DIRECTION
Return each line of the items below unchanged, omitting the pictures.

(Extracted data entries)

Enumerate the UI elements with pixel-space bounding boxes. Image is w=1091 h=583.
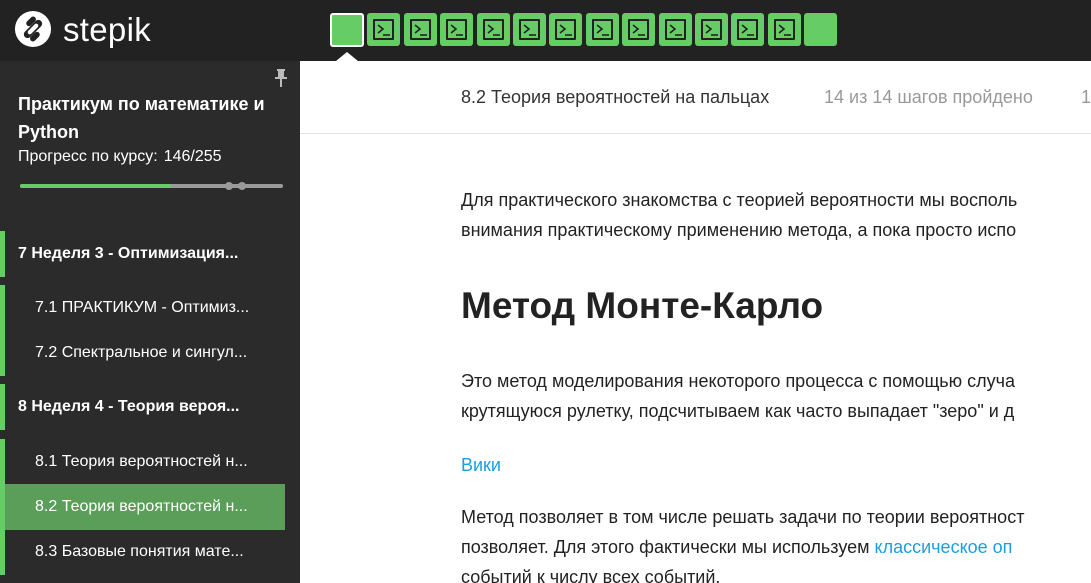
completion-bar — [0, 330, 5, 376]
step-5[interactable] — [476, 13, 510, 46]
progress-marker — [225, 182, 233, 190]
paragraph-text: позволяет. Для этого фактически мы испол… — [461, 537, 875, 557]
step-navigation — [330, 13, 840, 47]
toc-label: 7.2 Спектральное и сингул... — [35, 344, 248, 361]
completion-bar — [0, 384, 5, 430]
toc-lesson[interactable]: 8.3 Базовые понятия мате... — [0, 529, 300, 575]
step-1[interactable] — [330, 13, 364, 47]
step-6[interactable] — [512, 13, 546, 46]
step-2[interactable] — [367, 13, 401, 46]
toc-section[interactable]: 7 Неделя 3 - Оптимизация... — [0, 231, 300, 277]
progress-value: 146/255 — [163, 148, 222, 165]
progress-marker — [238, 182, 246, 190]
step-8[interactable] — [585, 13, 619, 46]
code-step-icon — [409, 19, 431, 40]
paragraph: Это метод моделирования некоторого проце… — [461, 366, 1091, 426]
pin-icon[interactable] — [274, 69, 288, 87]
toc-lesson[interactable]: 8.2 Теория вероятностей н... — [0, 484, 300, 530]
toc-section[interactable]: 8 Неделя 4 - Теория вероя... — [0, 384, 300, 430]
completion-bar — [0, 529, 5, 575]
stepik-logo[interactable]: stepik — [14, 8, 174, 50]
paragraph-line: Метод позволяет в том числе решать задач… — [461, 507, 1025, 527]
toc-lesson[interactable]: 7.2 Спектральное и сингул... — [0, 330, 300, 376]
step-10[interactable] — [658, 13, 692, 46]
progress-fill — [20, 184, 171, 188]
completion-bar — [0, 285, 5, 331]
completion-bar — [0, 231, 5, 277]
wiki-link[interactable]: Вики — [461, 455, 501, 475]
step-11[interactable] — [694, 13, 728, 46]
code-step-icon — [737, 19, 759, 40]
toc-label: 8 Неделя 4 - Теория вероя... — [18, 398, 240, 415]
lesson-header-extra: 1 — [1081, 87, 1091, 107]
stepik-logo-icon — [14, 10, 52, 48]
toc-lesson[interactable]: 7.1 ПРАКТИКУМ - Оптимиз... — [0, 285, 300, 331]
code-step-icon — [773, 19, 795, 40]
toc-label: 8.3 Базовые понятия мате... — [35, 543, 244, 560]
course-title[interactable]: Практикум по математике и Python — [18, 90, 288, 146]
lesson-header: 8.2 Теория вероятностей на пальцах 14 из… — [300, 61, 1091, 134]
step-3[interactable] — [403, 13, 437, 46]
progress-label: Прогресс по курсу: — [18, 148, 158, 165]
paragraph: Вики — [461, 450, 1091, 480]
code-step-icon — [628, 19, 650, 40]
section-heading: Метод Монте-Карло — [461, 285, 824, 326]
paragraph-line: Для практического знакомства с теорией в… — [461, 190, 1018, 210]
lesson-content: 8.2 Теория вероятностей на пальцах 14 из… — [300, 61, 1091, 583]
paragraph-line: внимания практическому применению метода… — [461, 220, 1017, 240]
paragraph-line: крутящуюся рулетку, подсчитываем как час… — [461, 401, 1015, 421]
code-step-icon — [664, 19, 686, 40]
code-step-icon — [700, 19, 722, 40]
code-step-icon — [518, 19, 540, 40]
course-progress-bar — [20, 182, 283, 190]
top-navbar: stepik — [0, 0, 1091, 61]
paragraph-line: Это метод моделирования некоторого проце… — [461, 371, 1016, 391]
toc-label: 7 Неделя 3 - Оптимизация... — [18, 245, 239, 262]
step-7[interactable] — [549, 13, 583, 46]
course-progress-text: Прогресс по курсу: 146/255 — [18, 148, 222, 166]
code-step-icon — [591, 19, 613, 40]
step-12[interactable] — [731, 13, 765, 46]
step-4[interactable] — [440, 13, 474, 46]
completion-bar — [0, 439, 5, 485]
code-step-icon — [373, 19, 395, 40]
toc-label: 7.1 ПРАКТИКУМ - Оптимиз... — [35, 299, 250, 316]
step-9[interactable] — [622, 13, 656, 46]
toc-lesson[interactable]: 8.1 Теория вероятностей н... — [0, 439, 300, 485]
toc-label: 8.1 Теория вероятностей н... — [35, 453, 248, 470]
step-13[interactable] — [767, 13, 801, 46]
step-14[interactable] — [804, 13, 838, 46]
course-sidebar: Практикум по математике и Python Прогрес… — [0, 61, 300, 583]
lesson-progress: 14 из 14 шагов пройдено — [824, 87, 1033, 107]
code-step-icon — [482, 19, 504, 40]
toc-label: 8.2 Теория вероятностей н... — [35, 498, 248, 515]
paragraph: Для практического знакомства с теорией в… — [461, 185, 1091, 245]
current-step-pointer — [336, 52, 358, 61]
lesson-title: 8.2 Теория вероятностей на пальцах — [461, 87, 770, 107]
paragraph: Метод позволяет в том числе решать задач… — [461, 502, 1091, 583]
classical-definition-link[interactable]: классическое оп — [875, 537, 1013, 557]
code-step-icon — [555, 19, 577, 40]
paragraph-line: событий к числу всех событий. — [461, 567, 721, 583]
code-step-icon — [446, 19, 468, 40]
paragraph-line: позволяет. Для этого фактически мы испол… — [461, 532, 1091, 562]
brand-name: stepik — [63, 10, 152, 48]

SOLUTION
Enumerate the UI elements with pixel-space bounding boxes. Image is w=1091 h=583.
completion-bar — [0, 330, 5, 376]
step-5[interactable] — [476, 13, 510, 46]
progress-marker — [225, 182, 233, 190]
paragraph-text: позволяет. Для этого фактически мы испол… — [461, 537, 875, 557]
step-navigation — [330, 13, 840, 47]
toc-label: 7.2 Спектральное и сингул... — [35, 344, 248, 361]
completion-bar — [0, 384, 5, 430]
toc-lesson[interactable]: 8.3 Базовые понятия мате... — [0, 529, 300, 575]
step-1[interactable] — [330, 13, 364, 47]
step-6[interactable] — [512, 13, 546, 46]
step-2[interactable] — [367, 13, 401, 46]
toc-section[interactable]: 7 Неделя 3 - Оптимизация... — [0, 231, 300, 277]
progress-value: 146/255 — [163, 148, 222, 165]
progress-marker — [238, 182, 246, 190]
step-8[interactable] — [585, 13, 619, 46]
code-step-icon — [409, 19, 431, 40]
paragraph: Это метод моделирования некоторого проце… — [461, 366, 1091, 426]
pin-icon[interactable] — [274, 69, 288, 87]
toc-lesson[interactable]: 8.2 Теория вероятностей н... — [0, 484, 300, 530]
toc-section[interactable]: 8 Неделя 4 - Теория вероя... — [0, 384, 300, 430]
completion-bar — [0, 529, 5, 575]
stepik-logo[interactable]: stepik — [14, 8, 174, 50]
paragraph-line: Метод позволяет в том числе решать задач… — [461, 507, 1025, 527]
toc-lesson[interactable]: 7.2 Спектральное и сингул... — [0, 330, 300, 376]
step-10[interactable] — [658, 13, 692, 46]
progress-fill — [20, 184, 171, 188]
completion-bar — [0, 285, 5, 331]
completion-bar — [0, 231, 5, 277]
wiki-link[interactable]: Вики — [461, 455, 501, 475]
step-11[interactable] — [694, 13, 728, 46]
code-step-icon — [737, 19, 759, 40]
toc-label: 8 Неделя 4 - Теория вероя... — [18, 398, 240, 415]
lesson-header-extra: 1 — [1081, 87, 1091, 107]
stepik-logo-icon — [14, 10, 52, 48]
toc-lesson[interactable]: 7.1 ПРАКТИКУМ - Оптимиз... — [0, 285, 300, 331]
code-step-icon — [773, 19, 795, 40]
toc-label: 8.3 Базовые понятия мате... — [35, 543, 244, 560]
course-title[interactable]: Практикум по математике и Python — [18, 90, 288, 146]
lesson-header: 8.2 Теория вероятностей на пальцах 14 из… — [300, 61, 1091, 134]
step-3[interactable] — [403, 13, 437, 46]
progress-label: Прогресс по курсу: — [18, 148, 158, 165]
paragraph: Вики — [461, 450, 1091, 480]
code-step-icon — [628, 19, 650, 40]
section-heading: Метод Монте-Карло — [461, 285, 824, 326]
paragraph-line: Для практического знакомства с теорией в… — [461, 190, 1018, 210]
lesson-content: 8.2 Теория вероятностей на пальцах 14 из… — [300, 61, 1091, 583]
paragraph-line: внимания практическому применению метода… — [461, 220, 1017, 240]
paragraph-line: крутящуюся рулетку, подсчитываем как час… — [461, 401, 1015, 421]
code-step-icon — [664, 19, 686, 40]
code-step-icon — [700, 19, 722, 40]
code-step-icon — [518, 19, 540, 40]
course-progress-bar — [20, 182, 283, 190]
top-navbar: stepik — [0, 0, 1091, 61]
paragraph-line: Это метод моделирования некоторого проце… — [461, 371, 1016, 391]
toc-label: 7 Неделя 3 - Оптимизация... — [18, 245, 239, 262]
step-7[interactable] — [549, 13, 583, 46]
course-progress-text: Прогресс по курсу: 146/255 — [18, 148, 222, 166]
code-step-icon — [591, 19, 613, 40]
step-12[interactable] — [731, 13, 765, 46]
step-4[interactable] — [440, 13, 474, 46]
completion-bar — [0, 439, 5, 485]
code-step-icon — [373, 19, 395, 40]
toc-label: 7.1 ПРАКТИКУМ - Оптимиз... — [35, 299, 250, 316]
step-9[interactable] — [622, 13, 656, 46]
toc-lesson[interactable]: 8.1 Теория вероятностей н... — [0, 439, 300, 485]
toc-label: 8.1 Теория вероятностей н... — [35, 453, 248, 470]
step-13[interactable] — [767, 13, 801, 46]
step-14[interactable] — [804, 13, 838, 46]
course-sidebar: Практикум по математике и Python Прогрес… — [0, 61, 300, 583]
lesson-progress: 14 из 14 шагов пройдено — [824, 87, 1033, 107]
code-step-icon — [482, 19, 504, 40]
toc-label: 8.2 Теория вероятностей н... — [35, 498, 248, 515]
paragraph: Для практического знакомства с теорией в… — [461, 185, 1091, 245]
current-step-pointer — [336, 52, 358, 61]
lesson-title: 8.2 Теория вероятностей на пальцах — [461, 87, 770, 107]
paragraph: Метод позволяет в том числе решать задач… — [461, 502, 1091, 583]
classical-definition-link[interactable]: классическое оп — [875, 537, 1013, 557]
code-step-icon — [555, 19, 577, 40]
paragraph-line: событий к числу всех событий. — [461, 567, 721, 583]
code-step-icon — [446, 19, 468, 40]
paragraph-line: позволяет. Для этого фактически мы испол… — [461, 532, 1091, 562]
brand-name: stepik — [63, 10, 152, 48]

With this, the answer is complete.